What is the number of lines holding the word "detached"? Give that number alone.
=== Records provided ===
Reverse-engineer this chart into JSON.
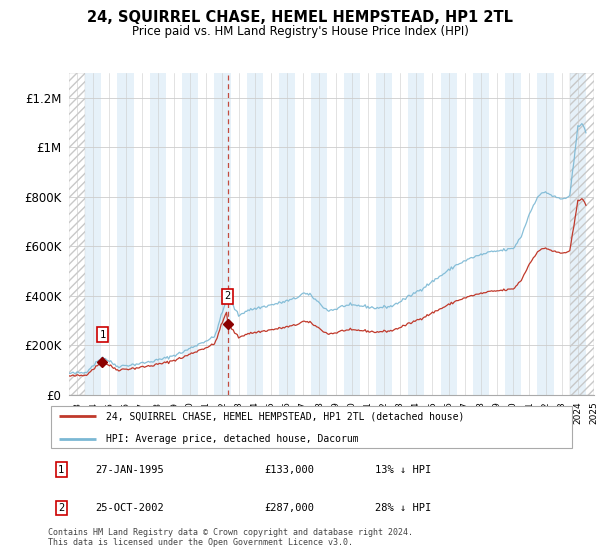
{
  "title": "24, SQUIRREL CHASE, HEMEL HEMPSTEAD, HP1 2TL",
  "subtitle": "Price paid vs. HM Land Registry's House Price Index (HPI)",
  "legend_line1": "24, SQUIRREL CHASE, HEMEL HEMPSTEAD, HP1 2TL (detached house)",
  "legend_line2": "HPI: Average price, detached house, Dacorum",
  "footnote": "Contains HM Land Registry data © Crown copyright and database right 2024.\nThis data is licensed under the Open Government Licence v3.0.",
  "sale1_date": "27-JAN-1995",
  "sale1_price": "£133,000",
  "sale1_hpi": "13% ↓ HPI",
  "sale2_date": "25-OCT-2002",
  "sale2_price": "£287,000",
  "sale2_hpi": "28% ↓ HPI",
  "hpi_color": "#7bb8d4",
  "price_color": "#c0392b",
  "sale_dot_color": "#8b0000",
  "bg_shading_color": "#d6e8f5",
  "grid_color": "#cccccc",
  "hatch_color": "#c0c0c0",
  "ylim": [
    0,
    1300000
  ],
  "yticks": [
    0,
    200000,
    400000,
    600000,
    800000,
    1000000,
    1200000
  ],
  "ytick_labels": [
    "£0",
    "£200K",
    "£400K",
    "£600K",
    "£800K",
    "£1M",
    "£1.2M"
  ],
  "sale1_x": 1995.07,
  "sale1_y": 133000,
  "sale2_x": 2002.82,
  "sale2_y": 287000,
  "xmin": 1993,
  "xmax": 2025.5
}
===
■ Problem solution
2